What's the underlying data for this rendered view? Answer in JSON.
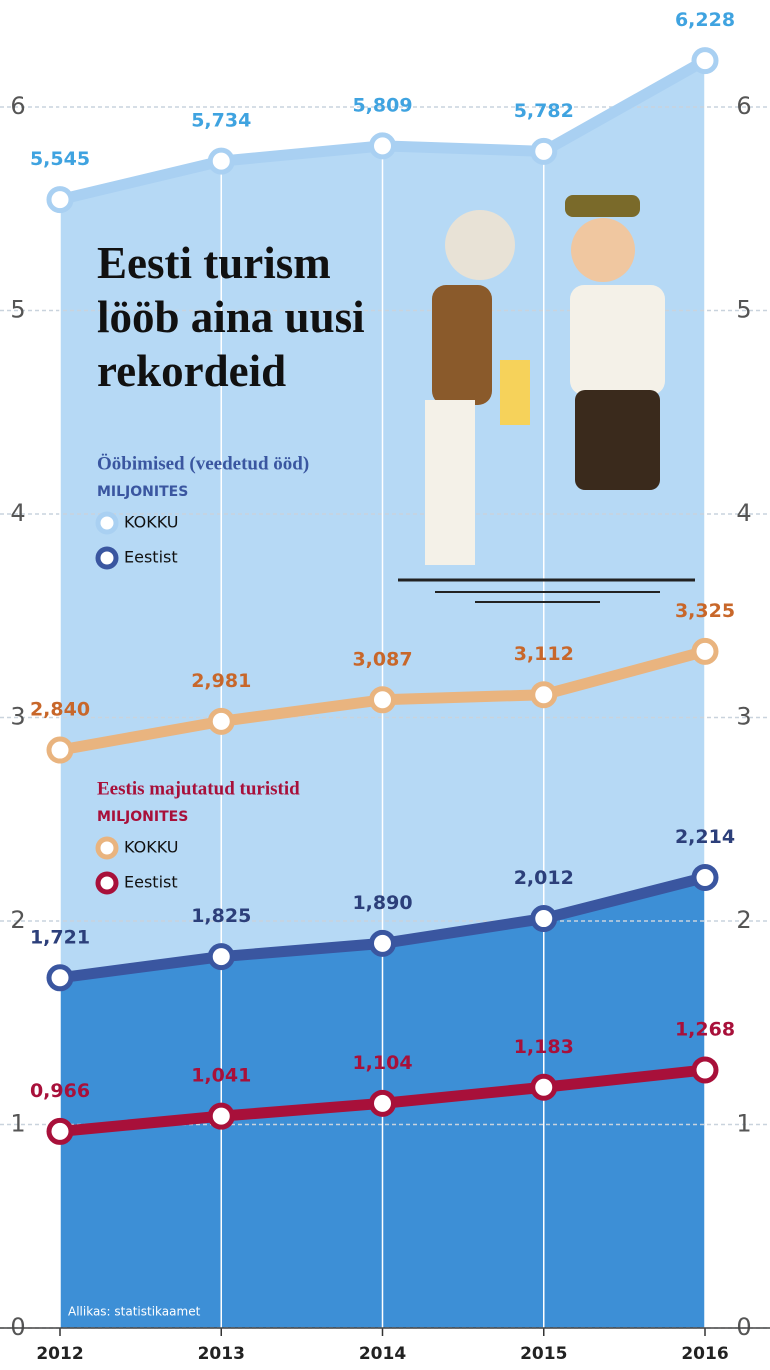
{
  "chart_data": {
    "type": "line",
    "title": "Eesti turism lööb aina uusi rekordeid",
    "source": "Allikas: statistikaamet",
    "categories": [
      "2012",
      "2013",
      "2014",
      "2015",
      "2016"
    ],
    "ylim": [
      0,
      6
    ],
    "yticks": [
      0,
      1,
      2,
      3,
      4,
      5,
      6
    ],
    "grid": true,
    "groups": [
      {
        "title": "Ööbimised (veedetud ööd)",
        "subtitle": "MILJONITES",
        "color": "#3a56a0",
        "series": [
          {
            "name": "KOKKU",
            "color": "#a9d0f2",
            "label_color": "#3fa3e0",
            "area_color": "#b6d9f5",
            "values": [
              5.545,
              5.734,
              5.809,
              5.782,
              6.228
            ],
            "value_labels": [
              "5,545",
              "5,734",
              "5,809",
              "5,782",
              "6,228"
            ]
          },
          {
            "name": "Eestist",
            "color": "#3a56a0",
            "label_color": "#2c3f7a",
            "area_color": "#3d8fd6",
            "values": [
              1.721,
              1.825,
              1.89,
              2.012,
              2.214
            ],
            "value_labels": [
              "1,721",
              "1,825",
              "1,890",
              "2,012",
              "2,214"
            ]
          }
        ]
      },
      {
        "title": "Eestis majutatud turistid",
        "subtitle": "MILJONITES",
        "color": "#a8103a",
        "series": [
          {
            "name": "KOKKU",
            "color": "#e9b47f",
            "label_color": "#c8672a",
            "values": [
              2.84,
              2.981,
              3.087,
              3.112,
              3.325
            ],
            "value_labels": [
              "2,840",
              "2,981",
              "3,087",
              "3,112",
              "3,325"
            ]
          },
          {
            "name": "Eestist",
            "color": "#a8103a",
            "label_color": "#a8103a",
            "values": [
              0.966,
              1.041,
              1.104,
              1.183,
              1.268
            ],
            "value_labels": [
              "0,966",
              "1,041",
              "1,104",
              "1,183",
              "1,268"
            ]
          }
        ]
      }
    ]
  }
}
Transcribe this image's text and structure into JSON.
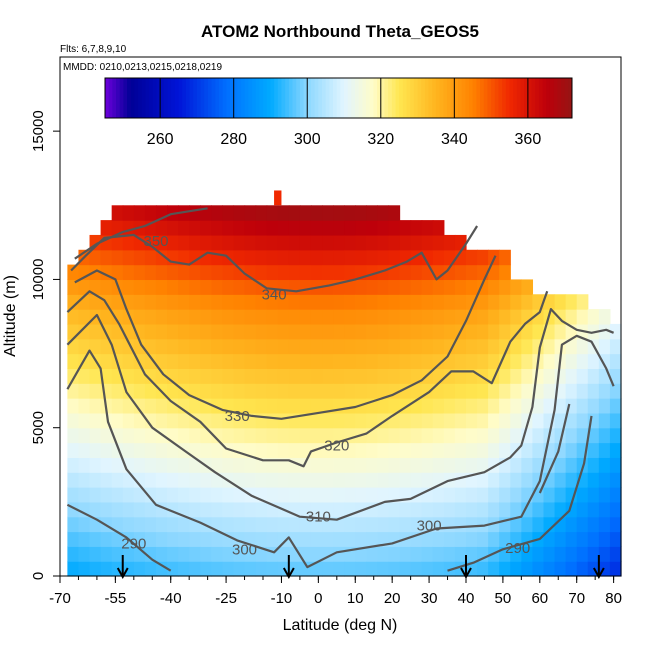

+---+

■ **WHAT THIS TASK INVOLVES**
Transcribe each line above verbatim, with the pictures left out.

■ **RIGHT ANSWER**
What's the underlying data for this rendered view? Answer in JSON.
{
  "chart_data": {
    "type": "line",
    "title": "Eesti turism lööb aina uusi rekordeid",
    "source": "Allikas: statistikaamet",
    "categories": [
      "2012",
      "2013",
      "2014",
      "2015",
      "2016"
    ],
    "ylim": [
      0,
      6
    ],
    "yticks": [
      0,
      1,
      2,
      3,
      4,
      5,
      6
    ],
    "grid": true,
    "groups": [
      {
        "title": "Ööbimised (veedetud ööd)",
        "subtitle": "MILJONITES",
        "color": "#3a56a0",
        "series": [
          {
            "name": "KOKKU",
            "color": "#a9d0f2",
            "label_color": "#3fa3e0",
            "area_color": "#b6d9f5",
            "values": [
              5.545,
              5.734,
              5.809,
              5.782,
              6.228
            ],
            "value_labels": [
              "5,545",
              "5,734",
              "5,809",
              "5,782",
              "6,228"
            ]
          },
          {
            "name": "Eestist",
            "color": "#3a56a0",
            "label_color": "#2c3f7a",
            "area_color": "#3d8fd6",
            "values": [
              1.721,
              1.825,
              1.89,
              2.012,
              2.214
            ],
            "value_labels": [
              "1,721",
              "1,825",
              "1,890",
              "2,012",
              "2,214"
            ]
          }
        ]
      },
      {
        "title": "Eestis majutatud turistid",
        "subtitle": "MILJONITES",
        "color": "#a8103a",
        "series": [
          {
            "name": "KOKKU",
            "color": "#e9b47f",
            "label_color": "#c8672a",
            "values": [
              2.84,
              2.981,
              3.087,
              3.112,
              3.325
            ],
            "value_labels": [
              "2,840",
              "2,981",
              "3,087",
              "3,112",
              "3,325"
            ]
          },
          {
            "name": "Eestist",
            "color": "#a8103a",
            "label_color": "#a8103a",
            "values": [
              0.966,
              1.041,
              1.104,
              1.183,
              1.268
            ],
            "value_labels": [
              "0,966",
              "1,041",
              "1,104",
              "1,183",
              "1,268"
            ]
          }
        ]
      }
    ]
  }
}
Transcribe this image's text and structure into JSON.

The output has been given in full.